§ Input for this task:
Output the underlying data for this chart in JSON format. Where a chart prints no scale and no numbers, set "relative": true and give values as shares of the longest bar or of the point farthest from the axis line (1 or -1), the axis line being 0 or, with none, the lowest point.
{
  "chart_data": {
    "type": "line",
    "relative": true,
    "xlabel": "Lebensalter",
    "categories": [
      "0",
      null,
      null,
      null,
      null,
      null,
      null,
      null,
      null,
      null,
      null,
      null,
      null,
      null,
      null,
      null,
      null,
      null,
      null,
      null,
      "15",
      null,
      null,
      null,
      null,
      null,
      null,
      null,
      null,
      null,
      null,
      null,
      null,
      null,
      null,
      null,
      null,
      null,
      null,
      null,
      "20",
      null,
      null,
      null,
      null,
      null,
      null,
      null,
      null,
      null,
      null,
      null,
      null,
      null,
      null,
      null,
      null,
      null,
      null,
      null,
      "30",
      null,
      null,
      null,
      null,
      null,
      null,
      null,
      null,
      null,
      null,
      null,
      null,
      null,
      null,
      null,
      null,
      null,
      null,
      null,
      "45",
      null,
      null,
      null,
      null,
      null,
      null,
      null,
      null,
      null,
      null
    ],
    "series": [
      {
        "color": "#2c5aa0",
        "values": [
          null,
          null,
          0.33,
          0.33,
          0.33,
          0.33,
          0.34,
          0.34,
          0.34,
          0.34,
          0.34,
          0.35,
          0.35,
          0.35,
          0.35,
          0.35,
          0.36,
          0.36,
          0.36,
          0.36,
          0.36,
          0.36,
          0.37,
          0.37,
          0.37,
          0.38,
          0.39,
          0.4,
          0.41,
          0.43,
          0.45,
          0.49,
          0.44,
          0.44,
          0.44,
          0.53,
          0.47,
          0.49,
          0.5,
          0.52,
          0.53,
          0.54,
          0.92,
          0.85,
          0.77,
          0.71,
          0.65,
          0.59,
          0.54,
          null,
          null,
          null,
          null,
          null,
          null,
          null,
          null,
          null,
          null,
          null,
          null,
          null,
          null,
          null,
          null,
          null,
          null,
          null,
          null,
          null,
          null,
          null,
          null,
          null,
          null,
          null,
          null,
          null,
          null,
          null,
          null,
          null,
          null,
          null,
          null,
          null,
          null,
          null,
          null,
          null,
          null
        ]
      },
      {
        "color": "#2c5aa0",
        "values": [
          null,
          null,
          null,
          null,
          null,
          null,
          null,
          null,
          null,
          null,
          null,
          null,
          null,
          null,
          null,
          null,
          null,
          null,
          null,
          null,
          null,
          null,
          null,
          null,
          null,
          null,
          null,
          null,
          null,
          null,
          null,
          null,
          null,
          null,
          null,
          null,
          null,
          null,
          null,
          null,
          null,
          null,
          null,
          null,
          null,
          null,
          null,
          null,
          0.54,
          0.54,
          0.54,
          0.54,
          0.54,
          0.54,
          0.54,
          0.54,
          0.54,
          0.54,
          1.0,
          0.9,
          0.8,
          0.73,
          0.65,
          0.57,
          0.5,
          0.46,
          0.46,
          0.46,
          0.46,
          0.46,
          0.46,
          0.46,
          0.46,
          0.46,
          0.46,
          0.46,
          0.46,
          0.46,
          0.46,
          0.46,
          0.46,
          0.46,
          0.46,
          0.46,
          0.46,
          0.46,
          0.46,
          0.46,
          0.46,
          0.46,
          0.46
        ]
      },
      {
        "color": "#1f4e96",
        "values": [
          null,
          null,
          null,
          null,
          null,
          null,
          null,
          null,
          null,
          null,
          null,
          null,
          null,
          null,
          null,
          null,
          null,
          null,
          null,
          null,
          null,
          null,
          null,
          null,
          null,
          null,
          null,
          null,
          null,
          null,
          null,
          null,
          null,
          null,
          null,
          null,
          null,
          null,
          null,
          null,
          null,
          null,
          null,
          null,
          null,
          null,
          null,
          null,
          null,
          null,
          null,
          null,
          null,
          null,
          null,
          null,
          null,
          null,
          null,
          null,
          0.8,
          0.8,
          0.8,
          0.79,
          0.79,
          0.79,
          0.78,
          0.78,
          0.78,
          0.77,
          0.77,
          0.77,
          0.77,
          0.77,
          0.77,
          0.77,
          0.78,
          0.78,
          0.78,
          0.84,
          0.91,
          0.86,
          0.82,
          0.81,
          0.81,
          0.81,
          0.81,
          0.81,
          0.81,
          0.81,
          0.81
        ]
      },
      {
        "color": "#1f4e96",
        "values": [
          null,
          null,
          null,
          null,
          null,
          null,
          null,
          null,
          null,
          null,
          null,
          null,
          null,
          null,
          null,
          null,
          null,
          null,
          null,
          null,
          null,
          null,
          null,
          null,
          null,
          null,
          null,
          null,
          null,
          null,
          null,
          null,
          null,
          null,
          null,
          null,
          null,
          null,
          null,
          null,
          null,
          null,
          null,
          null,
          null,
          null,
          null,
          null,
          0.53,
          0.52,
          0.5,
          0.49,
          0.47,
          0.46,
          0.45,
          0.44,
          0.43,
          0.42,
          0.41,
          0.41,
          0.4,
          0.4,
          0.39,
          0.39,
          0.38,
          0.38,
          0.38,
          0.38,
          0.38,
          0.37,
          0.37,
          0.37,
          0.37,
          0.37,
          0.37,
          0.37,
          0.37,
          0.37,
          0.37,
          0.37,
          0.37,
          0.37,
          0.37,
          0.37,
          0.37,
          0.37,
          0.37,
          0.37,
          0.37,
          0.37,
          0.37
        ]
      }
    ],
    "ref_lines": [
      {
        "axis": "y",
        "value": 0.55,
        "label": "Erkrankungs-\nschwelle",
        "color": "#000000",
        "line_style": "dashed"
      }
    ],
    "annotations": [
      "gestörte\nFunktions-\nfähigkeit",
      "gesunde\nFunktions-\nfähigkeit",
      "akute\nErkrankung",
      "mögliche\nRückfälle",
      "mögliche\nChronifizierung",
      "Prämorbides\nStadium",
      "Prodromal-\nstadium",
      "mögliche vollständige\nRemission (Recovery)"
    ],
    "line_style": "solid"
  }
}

§ What to produce: Show every line above in which the word "nFunktions" occurs.

§ Final result:
      "gestörte\nFunktions-\nfähigkeit",
      "gesunde\nFunktions-\nfähigkeit",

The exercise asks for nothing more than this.